» **Exercise details**
Every line with the string "text" should be gathered.

» **Stored records**
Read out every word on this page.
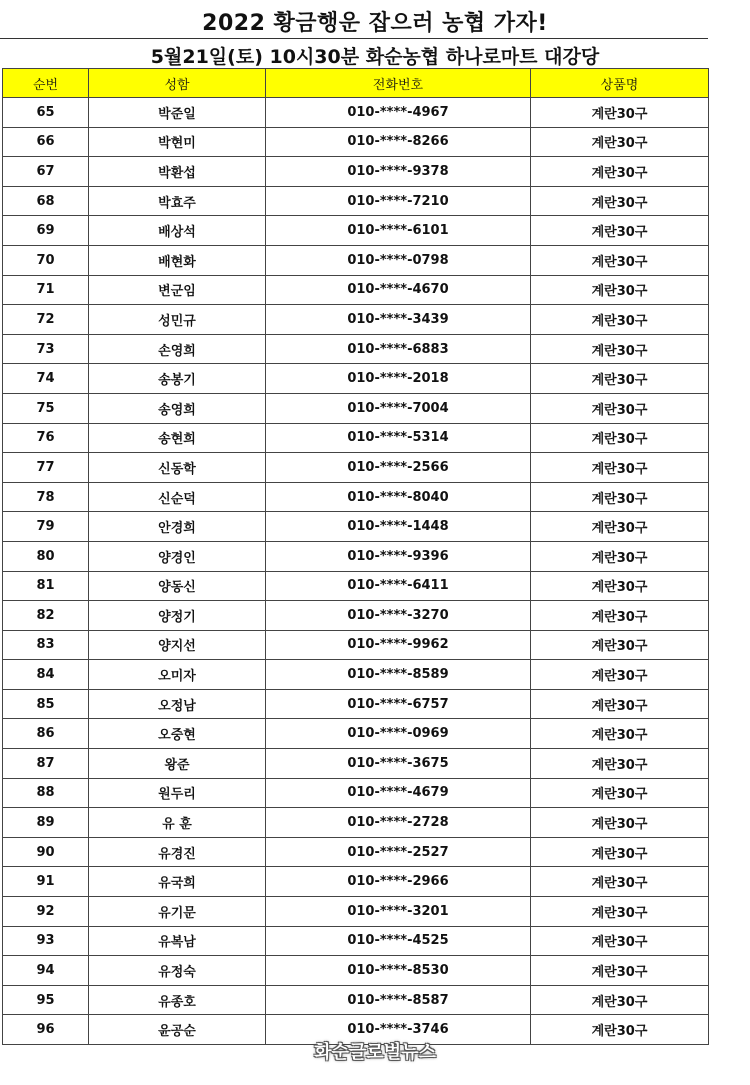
2022 황금행운 잡으러 농협 가자!
5월21일(토) 10시30분 화순농협 하나로마트 대강당
순번	성함	전화번호	상품명
65	박준일	010-****-4967	계란30구
66	박현미	010-****-8266	계란30구
67	박환섭	010-****-9378	계란30구
68	박효주	010-****-7210	계란30구
69	배상석	010-****-6101	계란30구
70	배현화	010-****-0798	계란30구
71	변군임	010-****-4670	계란30구
72	성민규	010-****-3439	계란30구
73	손영희	010-****-6883	계란30구
74	송봉기	010-****-2018	계란30구
75	송영희	010-****-7004	계란30구
76	송현희	010-****-5314	계란30구
77	신동학	010-****-2566	계란30구
78	신순덕	010-****-8040	계란30구
79	안경희	010-****-1448	계란30구
80	양경인	010-****-9396	계란30구
81	양동신	010-****-6411	계란30구
82	양정기	010-****-3270	계란30구
83	양지선	010-****-9962	계란30구
84	오미자	010-****-8589	계란30구
85	오정남	010-****-6757	계란30구
86	오중현	010-****-0969	계란30구
87	왕준	010-****-3675	계란30구
88	원두리	010-****-4679	계란30구
89	유 훈	010-****-2728	계란30구
90	유경진	010-****-2527	계란30구
91	유국희	010-****-2966	계란30구
92	유기문	010-****-3201	계란30구
93	유복남	010-****-4525	계란30구
94	유정숙	010-****-8530	계란30구
95	유종호	010-****-8587	계란30구
96	윤공순	010-****-3746	계란30구
화순글로벌뉴스
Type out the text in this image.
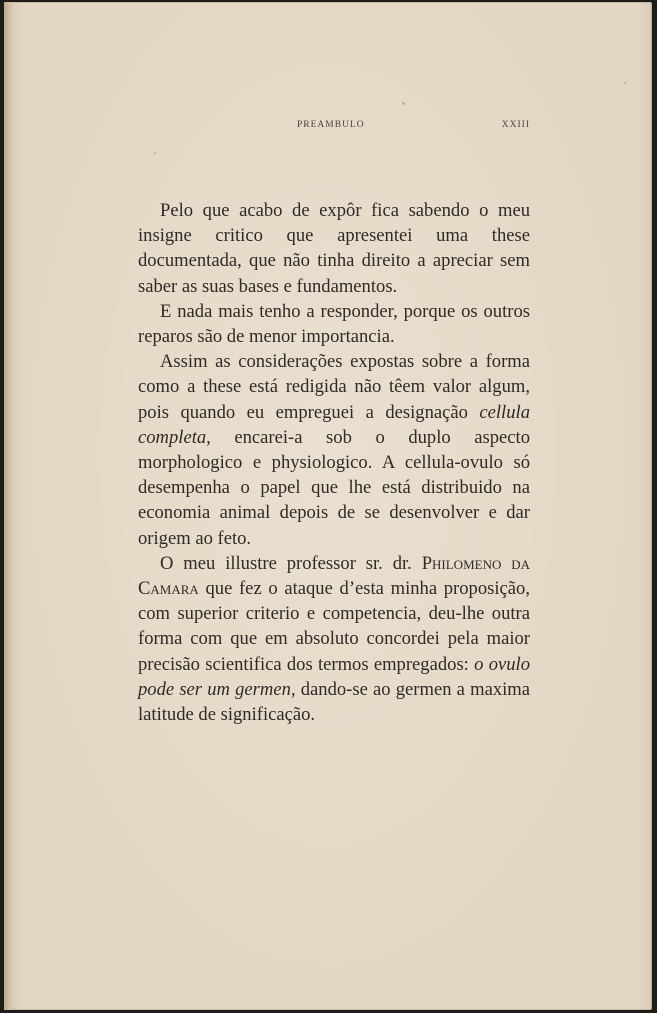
PREAMBULO	XXIII

Pelo que acabo de expôr fica sabendo o meu insigne critico que apresentei uma these documentada, que não tinha direito a apreciar sem saber as suas bases e fundamentos.

E nada mais tenho a responder, porque os outros reparos são de menor importancia.

Assim as considerações expostas sobre a forma como a these está redigida não têem valor algum, pois quando eu empreguei a designação cellula completa, encarei-a sob o duplo aspecto morphologico e physiologico. A cellula-ovulo só desempenha o papel que lhe está distribuido na economia animal depois de se desenvolver e dar origem ao feto.

O meu illustre professor sr. dr. Philomeno da Camara que fez o ataque d’esta minha proposição, com superior criterio e competencia, deu-lhe outra forma com que em absoluto concordei pela maior precisão scientifica dos termos empregados: o ovulo pode ser um germen, dando-se ao germen a maxima latitude de significação.
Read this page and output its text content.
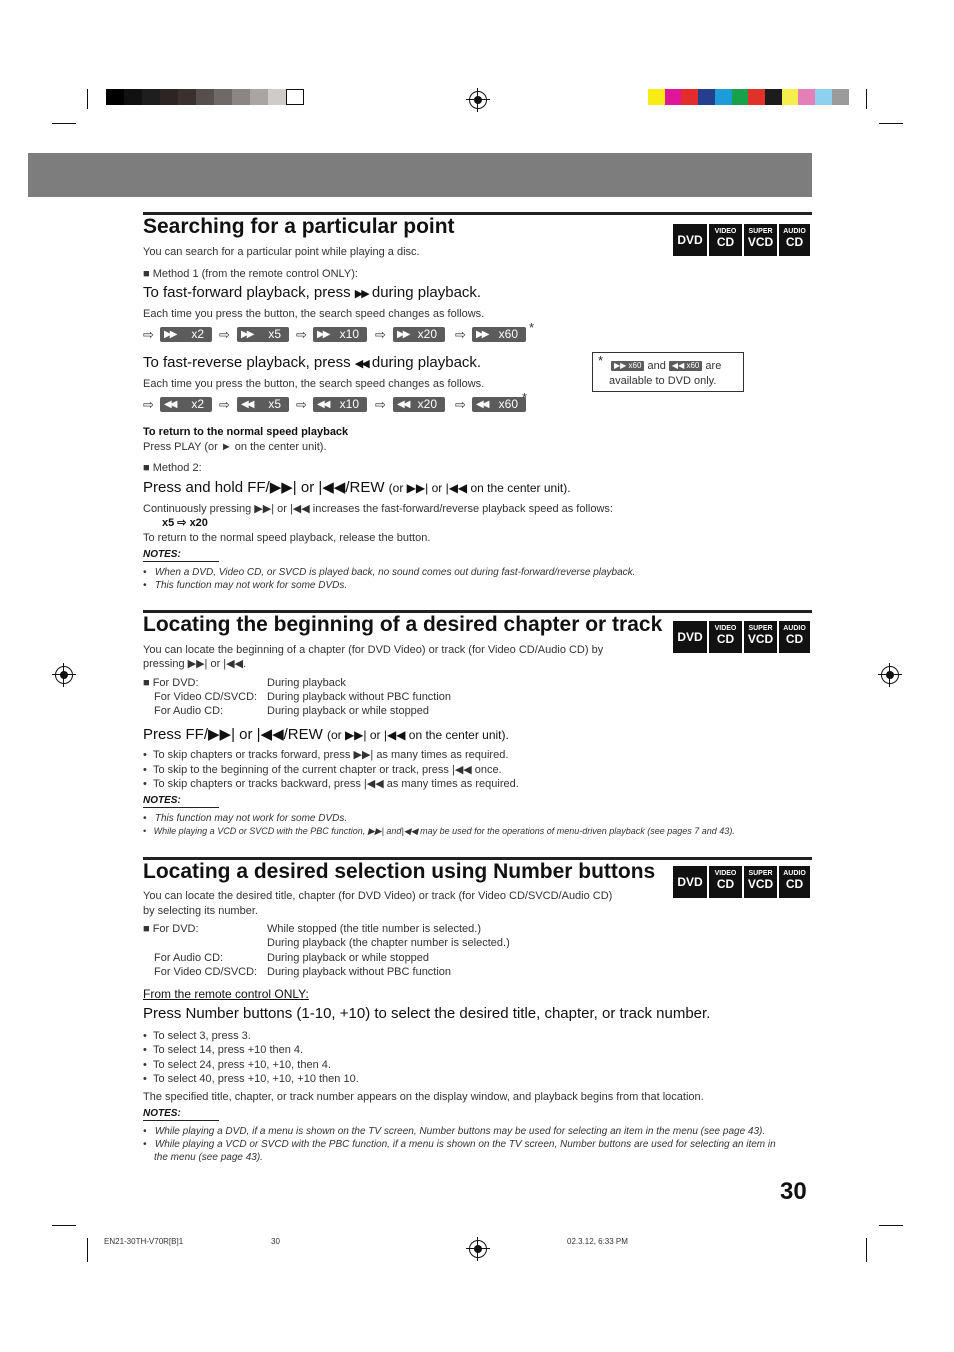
Searching for a particular point
DVD
VIDEO
CD
SUPER
VCD
AUDIO
CD
You can search for a particular point while playing a disc.
■ Method 1 (from the remote control ONLY):
To fast-forward playback, press ▶▶ during playback.
Each time you press the button, the search speed changes as follows.
⇨ ▶▶ x2 ⇨ ▶▶ x5 ⇨ ▶▶ x10 ⇨ ▶▶ x20 ⇨ ▶▶ x60 *
To fast-reverse playback, press ◀◀ during playback.
Each time you press the button, the search speed changes as follows.
⇨ ◀◀ x2 ⇨ ◀◀ x5 ⇨ ◀◀ x10 ⇨ ◀◀ x20 ⇨ ◀◀ x60 *
*	▶▶ x60 and ◀◀ x60 are
available to DVD only.
To return to the normal speed playback
Press PLAY (or ► on the center unit).
■ Method 2:
Press and hold FF/▶▶| or |◀◀/REW (or ▶▶| or |◀◀ on the center unit).
Continuously pressing ▶▶| or |◀◀ increases the fast-forward/reverse playback speed as follows:
x5 ⇨ x20
To return to the normal speed playback, release the button.
NOTES:
•   When a DVD, Video CD, or SVCD is played back, no sound comes out during fast-forward/reverse playback.
•   This function may not work for some DVDs.
Locating the beginning of a desired chapter or track
DVD
VIDEO
CD
SUPER
VCD
AUDIO
CD
You can locate the beginning of a chapter (for DVD Video) or track (for Video CD/Audio CD) by
pressing ▶▶| or |◀◀.
■ For DVD:	During playback
For Video CD/SVCD: During playback without PBC function
For Audio CD:	During playback or while stopped
Press FF/▶▶| or |◀◀/REW (or ▶▶| or |◀◀ on the center unit).
•  To skip chapters or tracks forward, press ▶▶| as many times as required.
•  To skip to the beginning of the current chapter or track, press |◀◀ once.
•  To skip chapters or tracks backward, press |◀◀ as many times as required.
NOTES:
•   This function may not work for some DVDs.
•   While playing a VCD or SVCD with the PBC function, ▶▶| and|◀◀ may be used for the operations of menu-driven playback (see pages 7 and 43).
Locating a desired selection using Number buttons	DVD
VIDEO
CD
SUPER
VCD
AUDIO
CD
You can locate the desired title, chapter (for DVD Video) or track (for Video CD/SVCD/Audio CD)
by selecting its number.
■ For DVD:	While stopped (the title number is selected.)
During playback (the chapter number is selected.)
For Audio CD:	During playback or while stopped
For Video CD/SVCD: During playback without PBC function
From the remote control ONLY:
Press Number buttons (1-10, +10) to select the desired title, chapter, or track number.
•  To select 3, press 3.
•  To select 14, press +10 then 4.
•  To select 24, press +10, +10, then 4.
•  To select 40, press +10, +10, +10 then 10.
The specified title, chapter, or track number appears on the display window, and playback begins from that location.
NOTES:
•   While playing a DVD, if a menu is shown on the TV screen, Number buttons may be used for selecting an item in the menu (see page 43).
•   While playing a VCD or SVCD with the PBC function, if a menu is shown on the TV screen, Number buttons are used for selecting an item in
the menu (see page 43).
30
EN21-30TH-V70R[B]1	30	02.3.12, 6:33 PM
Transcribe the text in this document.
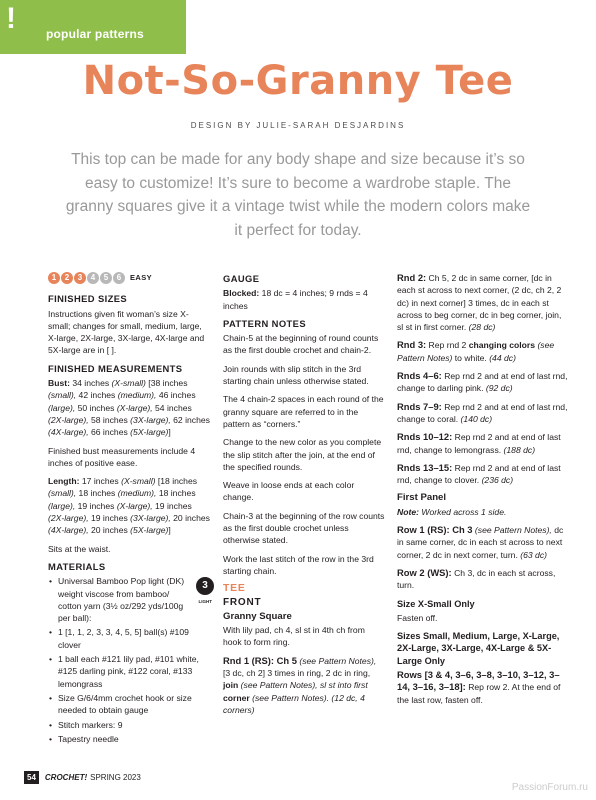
!	popular patterns
Not-So-Granny Tee
DESIGN BY JULIE-SARAH DESJARDINS

This top can be made for any body shape and size because it’s so easy to customize! It’s sure to become a wardrobe staple. The granny squares give it a vintage twist while the modern colors make it perfect for today.

1	2	3	4	5	6	EASY
FINISHED SIZES

Instructions given fit woman’s size X-small; changes for small, medium, large, X-large, 2X-large, 3X-large, 4X-large and 5X-large are in [ ].

FINISHED MEASUREMENTS

Bust: 34 inches (X-small) [38 inches (small), 42 inches (medium), 46 inches (large), 50 inches (X-large), 54 inches (2X-large), 58 inches (3X-large), 62 inches (4X-large), 66 inches (5X-large)]

Finished bust measurements include 4 inches of positive ease.

Length: 17 inches (X-small) [18 inches (small), 18 inches (medium), 18 inches (large), 19 inches (X-large), 19 inches (2X-large), 19 inches (3X-large), 20 inches (4X-large), 20 inches (5X-large)]

Sits at the waist.

MATERIALS
• Universal Bamboo Pop light (DK) weight viscose from bamboo/ cotton yarn (3½ oz/292 yds/100g per ball):
3
LIGHT
• 1 [1, 1, 2, 3, 3, 4, 5, 5] ball(s) #109 clover
• 1 ball each #121 lily pad, #101 white, #125 darling pink, #122 coral, #133 lemongrass
• Size G/6/4mm crochet hook or size needed to obtain gauge
• Stitch markers: 9
• Tapestry needle
GAUGE

Blocked: 18 dc = 4 inches; 9 rnds = 4 inches

PATTERN NOTES

Chain-5 at the beginning of round counts as the first double crochet and chain-2.

Join rounds with slip stitch in the 3rd starting chain unless otherwise stated.

The 4 chain-2 spaces in each round of the granny square are referred to in the pattern as “corners.”

Change to the new color as you complete the slip stitch after the join, at the end of the specified rounds.

Weave in loose ends at each color change.

Chain-3 at the beginning of the row counts as the first double crochet unless otherwise stated.

Work the last stitch of the row in the 3rd starting chain.

TEE
FRONT
Granny Square

With lily pad, ch 4, sl st in 4th ch from hook to form ring.

Rnd 1 (RS): Ch 5 (see Pattern Notes), [3 dc, ch 2] 3 times in ring, 2 dc in ring, join (see Pattern Notes), sl st into first corner (see Pattern Notes). (12 dc, 4 corners)

Rnd 2: Ch 5, 2 dc in same corner, [dc in each st across to next corner, (2 dc, ch 2, 2 dc) in next corner] 3 times, dc in each st across to beg corner, dc in beg corner, join, sl st in first corner. (28 dc)

Rnd 3: Rep rnd 2 changing colors (see Pattern Notes) to white. (44 dc)

Rnds 4–6: Rep rnd 2 and at end of last rnd, change to darling pink. (92 dc)

Rnds 7–9: Rep rnd 2 and at end of last rnd, change to coral. (140 dc)

Rnds 10–12: Rep rnd 2 and at end of last rnd, change to lemongrass. (188 dc)

Rnds 13–15: Rep rnd 2 and at end of last rnd, change to clover. (236 dc)

First Panel

Note: Worked across 1 side.

Row 1 (RS): Ch 3 (see Pattern Notes), dc in same corner, dc in each st across to next corner, 2 dc in next corner, turn. (63 dc)

Row 2 (WS): Ch 3, dc in each st across, turn.

Size X-Small Only

Fasten off.

Sizes Small, Medium, Large, X-Large, 2X-Large, 3X-Large, 4X-Large & 5X-Large Only

Rows [3 & 4, 3–6, 3–8, 3–10, 3–12, 3–14, 3–16, 3–18]: Rep row 2. At the end of the last row, fasten off.

54	CROCHET! SPRING 2023
PassionForum.ru
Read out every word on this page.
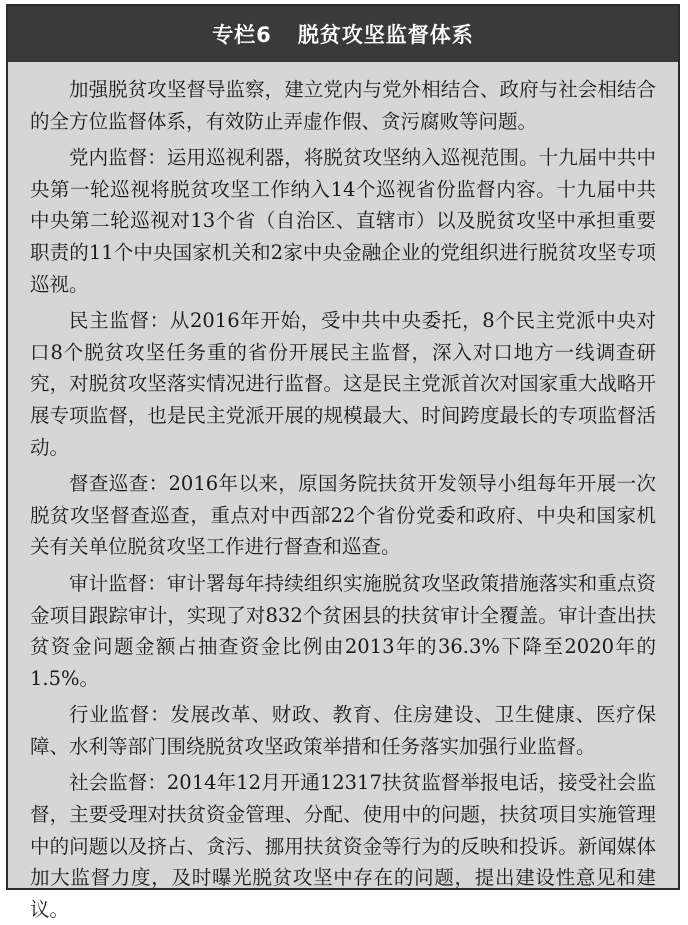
专栏6 脱贫攻坚监督体系

加强脱贫攻坚督导监察，建立党内与党外相结合、政府与社会相结合的全方位监督体系，有效防止弄虚作假、贪污腐败等问题。

党内监督：运用巡视利器，将脱贫攻坚纳入巡视范围。十九届中共中央第一轮巡视将脱贫攻坚工作纳入14个巡视省份监督内容。十九届中共中央第二轮巡视对13个省（自治区、直辖市）以及脱贫攻坚中承担重要职责的11个中央国家机关和2家中央金融企业的党组织进行脱贫攻坚专项巡视。

民主监督：从2016年开始，受中共中央委托，8个民主党派中央对口8个脱贫攻坚任务重的省份开展民主监督，深入对口地方一线调查研究，对脱贫攻坚落实情况进行监督。这是民主党派首次对国家重大战略开展专项监督，也是民主党派开展的规模最大、时间跨度最长的专项监督活动。

督查巡查：2016年以来，原国务院扶贫开发领导小组每年开展一次脱贫攻坚督查巡查，重点对中西部22个省份党委和政府、中央和国家机关有关单位脱贫攻坚工作进行督查和巡查。

审计监督：审计署每年持续组织实施脱贫攻坚政策措施落实和重点资金项目跟踪审计，实现了对832个贫困县的扶贫审计全覆盖。审计查出扶贫资金问题金额占抽查资金比例由2013年的36.3%下降至2020年的1.5%。

行业监督：发展改革、财政、教育、住房建设、卫生健康、医疗保障、水利等部门围绕脱贫攻坚政策举措和任务落实加强行业监督。

社会监督：2014年12月开通12317扶贫监督举报电话，接受社会监督，主要受理对扶贫资金管理、分配、使用中的问题，扶贫项目实施管理中的问题以及挤占、贪污、挪用扶贫资金等行为的反映和投诉。新闻媒体加大监督力度，及时曝光脱贫攻坚中存在的问题，提出建设性意见和建议。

» **Correct answer**
Type out the text in this image.
Read this page and output its text content.
Transcribe the text in this document.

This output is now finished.